GIVEN TASK →
Set down the material below word for word, excluding the pictures.

+ + + + +

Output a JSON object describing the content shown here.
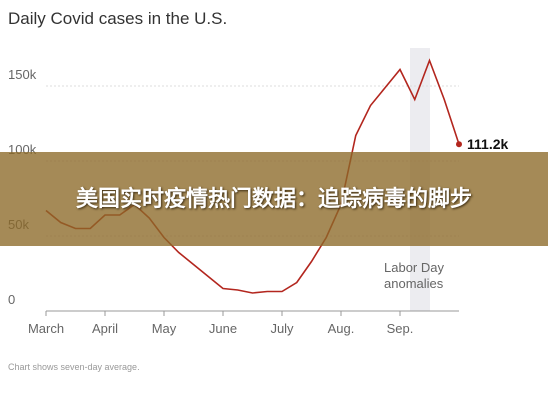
{
  "chart_data": {
    "type": "line",
    "title": "Daily Covid cases in the U.S.",
    "categories": [
      "March",
      null,
      null,
      null,
      "April",
      null,
      null,
      null,
      "May",
      null,
      null,
      null,
      "June",
      null,
      null,
      null,
      "July",
      null,
      null,
      null,
      "Aug.",
      null,
      null,
      null,
      "Sep.",
      null,
      null,
      null,
      null
    ],
    "series": [
      {
        "name": "Daily cases",
        "color": "#b3261e",
        "values": [
          67000,
          59000,
          55000,
          55000,
          64000,
          64000,
          71000,
          62000,
          49000,
          39000,
          31000,
          23000,
          15000,
          14000,
          12000,
          13000,
          13000,
          19000,
          33000,
          49000,
          71000,
          117000,
          137000,
          149000,
          161000,
          141000,
          167000,
          141000,
          111200
        ],
        "value_labels": [
          null,
          null,
          null,
          null,
          null,
          null,
          null,
          null,
          null,
          null,
          null,
          null,
          null,
          null,
          null,
          null,
          null,
          null,
          null,
          null,
          null,
          null,
          null,
          null,
          null,
          null,
          null,
          null,
          "111.2k"
        ]
      }
    ],
    "ylim": [
      0,
      175000
    ],
    "yticks": [
      0,
      {
        "value": 50000,
        "label": "50k"
      },
      {
        "value": 100000,
        "label": "100k"
      },
      {
        "value": 150000,
        "label": "150k"
      }
    ],
    "grid": true,
    "annotation": [
      "Labor Day",
      "anomalies"
    ],
    "footnote": "Chart shows seven-day average."
  },
  "banner": {
    "text": "美国实时疫情热门数据：追踪病毒的脚步"
  }
}
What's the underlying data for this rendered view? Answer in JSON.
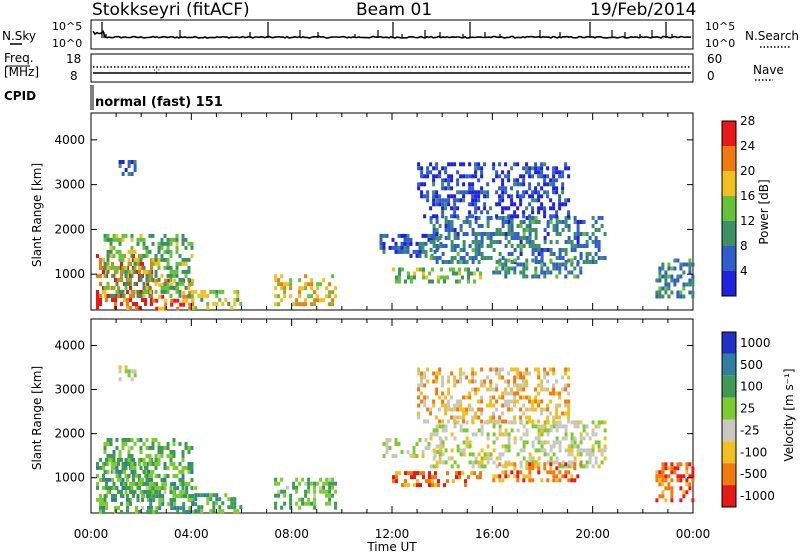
{
  "header": {
    "station": "Stokkseyri (fitACF)",
    "beam": "Beam 01",
    "date": "19/Feb/2014"
  },
  "top_panel": {
    "left_label": "N.Sky",
    "right_label": "N.Search",
    "left_ticks": [
      "10^5",
      "10^0"
    ],
    "right_ticks": [
      "10^5",
      "10^0"
    ]
  },
  "freq_panel": {
    "left_label_line1": "Freq.",
    "left_label_line2": "[MHz]",
    "right_label": "Nave",
    "left_ticks": [
      "18",
      "8"
    ],
    "right_ticks": [
      "60",
      "0"
    ]
  },
  "cpid": {
    "label": "CPID",
    "value": "normal (fast) 151"
  },
  "x_axis": {
    "label": "Time UT",
    "ticks": [
      "00:00",
      "04:00",
      "08:00",
      "12:00",
      "16:00",
      "20:00",
      "00:00"
    ]
  },
  "chart_data": [
    {
      "type": "heatmap",
      "title": "Power",
      "ylabel": "Slant Range [km]",
      "xlabel": "",
      "y_ticks": [
        "1000",
        "2000",
        "3000",
        "4000"
      ],
      "ylim": [
        200,
        4600
      ],
      "colorbar_label": "Power [dB]",
      "colorbar_ticks": [
        "4",
        "8",
        "12",
        "16",
        "20",
        "24",
        "28"
      ],
      "colors": [
        "#2020e0",
        "#2f5fcc",
        "#3d8f65",
        "#66c23a",
        "#f0c020",
        "#f07a10",
        "#e81818"
      ],
      "regions": [
        {
          "t": [
            0.2,
            2.4
          ],
          "r": [
            250,
            1450
          ],
          "level": 0.9
        },
        {
          "t": [
            2.2,
            4.2
          ],
          "r": [
            250,
            900
          ],
          "level": 0.8
        },
        {
          "t": [
            0.5,
            4.0
          ],
          "r": [
            500,
            1900
          ],
          "level": 0.45
        },
        {
          "t": [
            4.0,
            6.0
          ],
          "r": [
            250,
            650
          ],
          "level": 0.55
        },
        {
          "t": [
            7.3,
            9.8
          ],
          "r": [
            300,
            1000
          ],
          "level": 0.65
        },
        {
          "t": [
            1.1,
            1.8
          ],
          "r": [
            3250,
            3550
          ],
          "level": 0.15
        },
        {
          "t": [
            11.5,
            14.0
          ],
          "r": [
            1450,
            1900
          ],
          "level": 0.2
        },
        {
          "t": [
            13.5,
            20.5
          ],
          "r": [
            1300,
            2300
          ],
          "level": 0.25
        },
        {
          "t": [
            12.0,
            15.5
          ],
          "r": [
            800,
            1150
          ],
          "level": 0.45
        },
        {
          "t": [
            16.0,
            19.5
          ],
          "r": [
            950,
            1350
          ],
          "level": 0.3
        },
        {
          "t": [
            22.5,
            24.0
          ],
          "r": [
            500,
            1350
          ],
          "level": 0.3
        },
        {
          "t": [
            13.0,
            19.0
          ],
          "r": [
            2300,
            3500
          ],
          "level": 0.1
        }
      ]
    },
    {
      "type": "heatmap",
      "title": "Velocity",
      "ylabel": "Slant Range [km]",
      "xlabel": "Time UT",
      "y_ticks": [
        "1000",
        "2000",
        "3000",
        "4000"
      ],
      "ylim": [
        200,
        4600
      ],
      "colorbar_label": "Velocity [m s⁻¹]",
      "colorbar_ticks": [
        "1000",
        "500",
        "100",
        "25",
        "-25",
        "-100",
        "-500",
        "-1000"
      ],
      "colors": [
        "#2030c8",
        "#2f7fa0",
        "#3d9a55",
        "#7ccc30",
        "#c8c8c0",
        "#f0c020",
        "#f07a10",
        "#e81818"
      ],
      "regions": [
        {
          "t": [
            0.2,
            2.4
          ],
          "r": [
            250,
            1450
          ],
          "level": 0.35
        },
        {
          "t": [
            2.2,
            4.2
          ],
          "r": [
            250,
            900
          ],
          "level": 0.3
        },
        {
          "t": [
            0.5,
            4.0
          ],
          "r": [
            500,
            1900
          ],
          "level": 0.35
        },
        {
          "t": [
            4.0,
            6.0
          ],
          "r": [
            250,
            650
          ],
          "level": 0.3
        },
        {
          "t": [
            7.3,
            9.8
          ],
          "r": [
            300,
            1000
          ],
          "level": 0.38
        },
        {
          "t": [
            1.1,
            1.8
          ],
          "r": [
            3250,
            3550
          ],
          "level": 0.55
        },
        {
          "t": [
            11.5,
            14.0
          ],
          "r": [
            1450,
            1900
          ],
          "level": 0.55
        },
        {
          "t": [
            13.5,
            20.5
          ],
          "r": [
            1300,
            2300
          ],
          "level": 0.55
        },
        {
          "t": [
            12.0,
            15.5
          ],
          "r": [
            800,
            1150
          ],
          "level": 0.85
        },
        {
          "t": [
            16.0,
            19.5
          ],
          "r": [
            950,
            1350
          ],
          "level": 0.85
        },
        {
          "t": [
            22.5,
            24.0
          ],
          "r": [
            500,
            1350
          ],
          "level": 0.9
        },
        {
          "t": [
            13.0,
            19.0
          ],
          "r": [
            2300,
            3500
          ],
          "level": 0.7
        }
      ]
    }
  ]
}
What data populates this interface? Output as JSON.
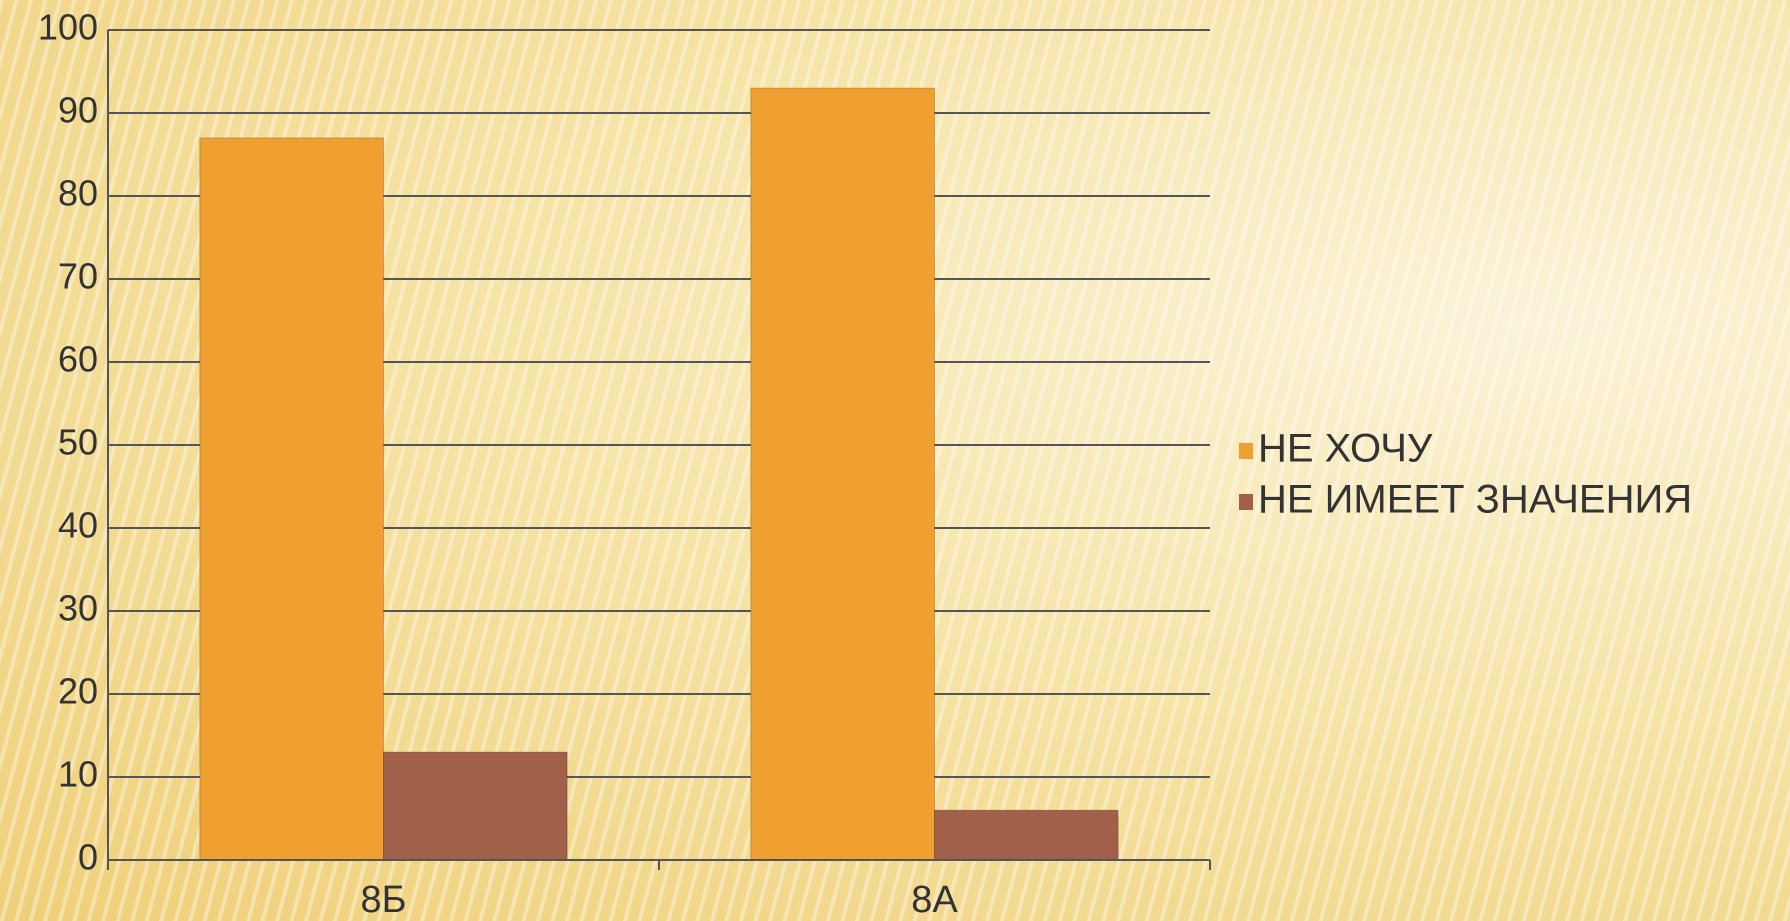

+ + + + +

TASK OUTPUT →
Output a JSON object describing the content shown here.
{
  "chart_data": {
    "type": "line",
    "title": "Daily Covid cases in the U.S.",
    "categories": [
      "March",
      null,
      null,
      null,
      "April",
      null,
      null,
      null,
      "May",
      null,
      null,
      null,
      "June",
      null,
      null,
      null,
      "July",
      null,
      null,
      null,
      "Aug.",
      null,
      null,
      null,
      "Sep.",
      null,
      null,
      null,
      null
    ],
    "series": [
      {
        "name": "Daily cases",
        "color": "#b3261e",
        "values": [
          67000,
          59000,
          55000,
          55000,
          64000,
          64000,
          71000,
          62000,
          49000,
          39000,
          31000,
          23000,
          15000,
          14000,
          12000,
          13000,
          13000,
          19000,
          33000,
          49000,
          71000,
          117000,
          137000,
          149000,
          161000,
          141000,
          167000,
          141000,
          111200
        ],
        "value_labels": [
          null,
          null,
          null,
          null,
          null,
          null,
          null,
          null,
          null,
          null,
          null,
          null,
          null,
          null,
          null,
          null,
          null,
          null,
          null,
          null,
          null,
          null,
          null,
          null,
          null,
          null,
          null,
          null,
          "111.2k"
        ]
      }
    ],
    "ylim": [
      0,
      175000
    ],
    "yticks": [
      0,
      {
        "value": 50000,
        "label": "50k"
      },
      {
        "value": 100000,
        "label": "100k"
      },
      {
        "value": 150000,
        "label": "150k"
      }
    ],
    "grid": true,
    "annotation": [
      "Labor Day",
      "anomalies"
    ],
    "footnote": "Chart shows seven-day average."
  },
  "banner": {
    "text": "美国实时疫情热门数据：追踪病毒的脚步"
  }
}
What's the underlying data for this rendered view? Answer in JSON.
{
  "header": {
    "station": "Stokkseyri (fitACF)",
    "beam": "Beam 01",
    "date": "19/Feb/2014"
  },
  "top_panel": {
    "left_label": "N.Sky",
    "right_label": "N.Search",
    "left_ticks": [
      "10^5",
      "10^0"
    ],
    "right_ticks": [
      "10^5",
      "10^0"
    ]
  },
  "freq_panel": {
    "left_label_line1": "Freq.",
    "left_label_line2": "[MHz]",
    "right_label": "Nave",
    "left_ticks": [
      "18",
      "8"
    ],
    "right_ticks": [
      "60",
      "0"
    ]
  },
  "cpid": {
    "label": "CPID",
    "value": "normal (fast) 151"
  },
  "x_axis": {
    "label": "Time UT",
    "ticks": [
      "00:00",
      "04:00",
      "08:00",
      "12:00",
      "16:00",
      "20:00",
      "00:00"
    ]
  },
  "chart_data": [
    {
      "type": "heatmap",
      "title": "Power",
      "ylabel": "Slant Range [km]",
      "xlabel": "",
      "y_ticks": [
        "1000",
        "2000",
        "3000",
        "4000"
      ],
      "ylim": [
        200,
        4600
      ],
      "colorbar_label": "Power [dB]",
      "colorbar_ticks": [
        "4",
        "8",
        "12",
        "16",
        "20",
        "24",
        "28"
      ],
      "colors": [
        "#2020e0",
        "#2f5fcc",
        "#3d8f65",
        "#66c23a",
        "#f0c020",
        "#f07a10",
        "#e81818"
      ],
      "regions": [
        {
          "t": [
            0.2,
            2.4
          ],
          "r": [
            250,
            1450
          ],
          "level": 0.9
        },
        {
          "t": [
            2.2,
            4.2
          ],
          "r": [
            250,
            900
          ],
          "level": 0.8
        },
        {
          "t": [
            0.5,
            4.0
          ],
          "r": [
            500,
            1900
          ],
          "level": 0.45
        },
        {
          "t": [
            4.0,
            6.0
          ],
          "r": [
            250,
            650
          ],
          "level": 0.55
        },
        {
          "t": [
            7.3,
            9.8
          ],
          "r": [
            300,
            1000
          ],
          "level": 0.65
        },
        {
          "t": [
            1.1,
            1.8
          ],
          "r": [
            3250,
            3550
          ],
          "level": 0.15
        },
        {
          "t": [
            11.5,
            14.0
          ],
          "r": [
            1450,
            1900
          ],
          "level": 0.2
        },
        {
          "t": [
            13.5,
            20.5
          ],
          "r": [
            1300,
            2300
          ],
          "level": 0.25
        },
        {
          "t": [
            12.0,
            15.5
          ],
          "r": [
            800,
            1150
          ],
          "level": 0.45
        },
        {
          "t": [
            16.0,
            19.5
          ],
          "r": [
            950,
            1350
          ],
          "level": 0.3
        },
        {
          "t": [
            22.5,
            24.0
          ],
          "r": [
            500,
            1350
          ],
          "level": 0.3
        },
        {
          "t": [
            13.0,
            19.0
          ],
          "r": [
            2300,
            3500
          ],
          "level": 0.1
        }
      ]
    },
    {
      "type": "heatmap",
      "title": "Velocity",
      "ylabel": "Slant Range [km]",
      "xlabel": "Time UT",
      "y_ticks": [
        "1000",
        "2000",
        "3000",
        "4000"
      ],
      "ylim": [
        200,
        4600
      ],
      "colorbar_label": "Velocity [m s⁻¹]",
      "colorbar_ticks": [
        "1000",
        "500",
        "100",
        "25",
        "-25",
        "-100",
        "-500",
        "-1000"
      ],
      "colors": [
        "#2030c8",
        "#2f7fa0",
        "#3d9a55",
        "#7ccc30",
        "#c8c8c0",
        "#f0c020",
        "#f07a10",
        "#e81818"
      ],
      "regions": [
        {
          "t": [
            0.2,
            2.4
          ],
          "r": [
            250,
            1450
          ],
          "level": 0.35
        },
        {
          "t": [
            2.2,
            4.2
          ],
          "r": [
            250,
            900
          ],
          "level": 0.3
        },
        {
          "t": [
            0.5,
            4.0
          ],
          "r": [
            500,
            1900
          ],
          "level": 0.35
        },
        {
          "t": [
            4.0,
            6.0
          ],
          "r": [
            250,
            650
          ],
          "level": 0.3
        },
        {
          "t": [
            7.3,
            9.8
          ],
          "r": [
            300,
            1000
          ],
          "level": 0.38
        },
        {
          "t": [
            1.1,
            1.8
          ],
          "r": [
            3250,
            3550
          ],
          "level": 0.55
        },
        {
          "t": [
            11.5,
            14.0
          ],
          "r": [
            1450,
            1900
          ],
          "level": 0.55
        },
        {
          "t": [
            13.5,
            20.5
          ],
          "r": [
            1300,
            2300
          ],
          "level": 0.55
        },
        {
          "t": [
            12.0,
            15.5
          ],
          "r": [
            800,
            1150
          ],
          "level": 0.85
        },
        {
          "t": [
            16.0,
            19.5
          ],
          "r": [
            950,
            1350
          ],
          "level": 0.85
        },
        {
          "t": [
            22.5,
            24.0
          ],
          "r": [
            500,
            1350
          ],
          "level": 0.9
        },
        {
          "t": [
            13.0,
            19.0
          ],
          "r": [
            2300,
            3500
          ],
          "level": 0.7
        }
      ]
    }
  ]
}
What data populates this interface? Output as JSON.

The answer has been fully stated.